WORK TO DO => Set all the material down again unchanged, without the pictures.

ITEMS =>

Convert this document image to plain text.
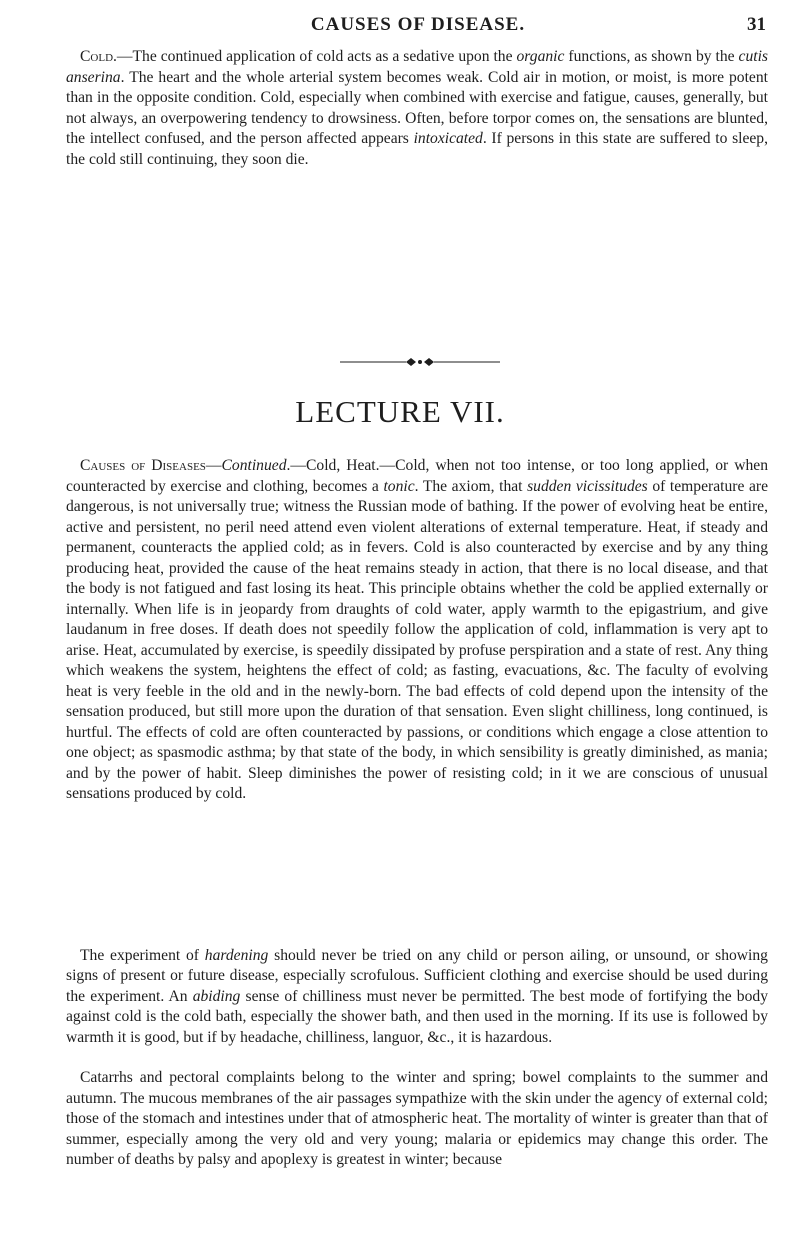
CAUSES OF DISEASE.	31

Cold.—The continued application of cold acts as a sedative upon the organic functions, as shown by the cutis anserina. The heart and the whole arterial system becomes weak. Cold air in motion, or moist, is more potent than in the opposite condition. Cold, especially when combined with exercise and fatigue, causes, generally, but not always, an overpowering tendency to drowsiness. Often, before torpor comes on, the sensations are blunted, the intellect confused, and the person affected appears intoxicated. If persons in this state are suffered to sleep, the cold still continuing, they soon die.

LECTURE VII.

Causes of Diseases—Continued.—Cold, Heat.—Cold, when not too intense, or too long applied, or when counteracted by exercise and clothing, becomes a tonic. The axiom, that sudden vicissitudes of temperature are dangerous, is not universally true; witness the Russian mode of bathing. If the power of evolving heat be entire, active and persistent, no peril need attend even violent alterations of external temperature. Heat, if steady and permanent, counteracts the applied cold; as in fevers. Cold is also counteracted by exercise and by any thing producing heat, provided the cause of the heat remains steady in action, that there is no local disease, and that the body is not fatigued and fast losing its heat. This principle obtains whether the cold be applied externally or internally. When life is in jeopardy from draughts of cold water, apply warmth to the epigastrium, and give laudanum in free doses. If death does not speedily follow the application of cold, inflammation is very apt to arise. Heat, accumulated by exercise, is speedily dissipated by profuse perspiration and a state of rest. Any thing which weakens the system, heightens the effect of cold; as fasting, evacuations, &c. The faculty of evolving heat is very feeble in the old and in the newly-born. The bad effects of cold depend upon the intensity of the sensation produced, but still more upon the duration of that sensation. Even slight chilliness, long continued, is hurtful. The effects of cold are often counteracted by passions, or conditions which engage a close attention to one object; as spasmodic asthma; by that state of the body, in which sensibility is greatly diminished, as mania; and by the power of habit. Sleep diminishes the power of resisting cold; in it we are conscious of unusual sensations produced by cold.

The experiment of hardening should never be tried on any child or person ailing, or unsound, or showing signs of present or future disease, especially scrofulous. Sufficient clothing and exercise should be used during the experiment. An abiding sense of chilliness must never be permitted. The best mode of fortifying the body against cold is the cold bath, especially the shower bath, and then used in the morning. If its use is followed by warmth it is good, but if by headache, chilliness, languor, &c., it is hazardous.

Catarrhs and pectoral complaints belong to the winter and spring; bowel complaints to the summer and autumn. The mucous membranes of the air passages sympathize with the skin under the agency of external cold; those of the stomach and intestines under that of atmospheric heat. The mortality of winter is greater than that of summer, especially among the very old and very young; malaria or epidemics may change this order. The number of deaths by palsy and apoplexy is greatest in winter; because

EXERCISE OUTPUT =>
Convert this document image to plain text.
CAUSES OF DISEASE.	31

Cold.—The continued application of cold acts as a sedative upon the organic functions, as shown by the cutis anserina. The heart and the whole arterial system becomes weak. Cold air in motion, or moist, is more potent than in the opposite condition. Cold, especially when combined with exercise and fatigue, causes, generally, but not always, an overpowering tendency to drowsiness. Often, before torpor comes on, the sensations are blunted, the intellect confused, and the person affected appears intoxicated. If persons in this state are suffered to sleep, the cold still continuing, they soon die.

LECTURE VII.

Causes of Diseases—Continued.—Cold, Heat.—Cold, when not too intense, or too long applied, or when counteracted by exercise and clothing, becomes a tonic. The axiom, that sudden vicissitudes of temperature are dangerous, is not universally true; witness the Russian mode of bathing. If the power of evolving heat be entire, active and persistent, no peril need attend even violent alterations of external temperature. Heat, if steady and permanent, counteracts the applied cold; as in fevers. Cold is also counteracted by exercise and by any thing producing heat, provided the cause of the heat remains steady in action, that there is no local disease, and that the body is not fatigued and fast losing its heat. This principle obtains whether the cold be applied externally or internally. When life is in jeopardy from draughts of cold water, apply warmth to the epigastrium, and give laudanum in free doses. If death does not speedily follow the application of cold, inflammation is very apt to arise. Heat, accumulated by exercise, is speedily dissipated by profuse perspiration and a state of rest. Any thing which weakens the system, heightens the effect of cold; as fasting, evacuations, &c. The faculty of evolving heat is very feeble in the old and in the newly-born. The bad effects of cold depend upon the intensity of the sensation produced, but still more upon the duration of that sensation. Even slight chilliness, long continued, is hurtful. The effects of cold are often counteracted by passions, or conditions which engage a close attention to one object; as spasmodic asthma; by that state of the body, in which sensibility is greatly diminished, as mania; and by the power of habit. Sleep diminishes the power of resisting cold; in it we are conscious of unusual sensations produced by cold.

The experiment of hardening should never be tried on any child or person ailing, or unsound, or showing signs of present or future disease, especially scrofulous. Sufficient clothing and exercise should be used during the experiment. An abiding sense of chilliness must never be permitted. The best mode of fortifying the body against cold is the cold bath, especially the shower bath, and then used in the morning. If its use is followed by warmth it is good, but if by headache, chilliness, languor, &c., it is hazardous.

Catarrhs and pectoral complaints belong to the winter and spring; bowel complaints to the summer and autumn. The mucous membranes of the air passages sympathize with the skin under the agency of external cold; those of the stomach and intestines under that of atmospheric heat. The mortality of winter is greater than that of summer, especially among the very old and very young; malaria or epidemics may change this order. The number of deaths by palsy and apoplexy is greatest in winter; because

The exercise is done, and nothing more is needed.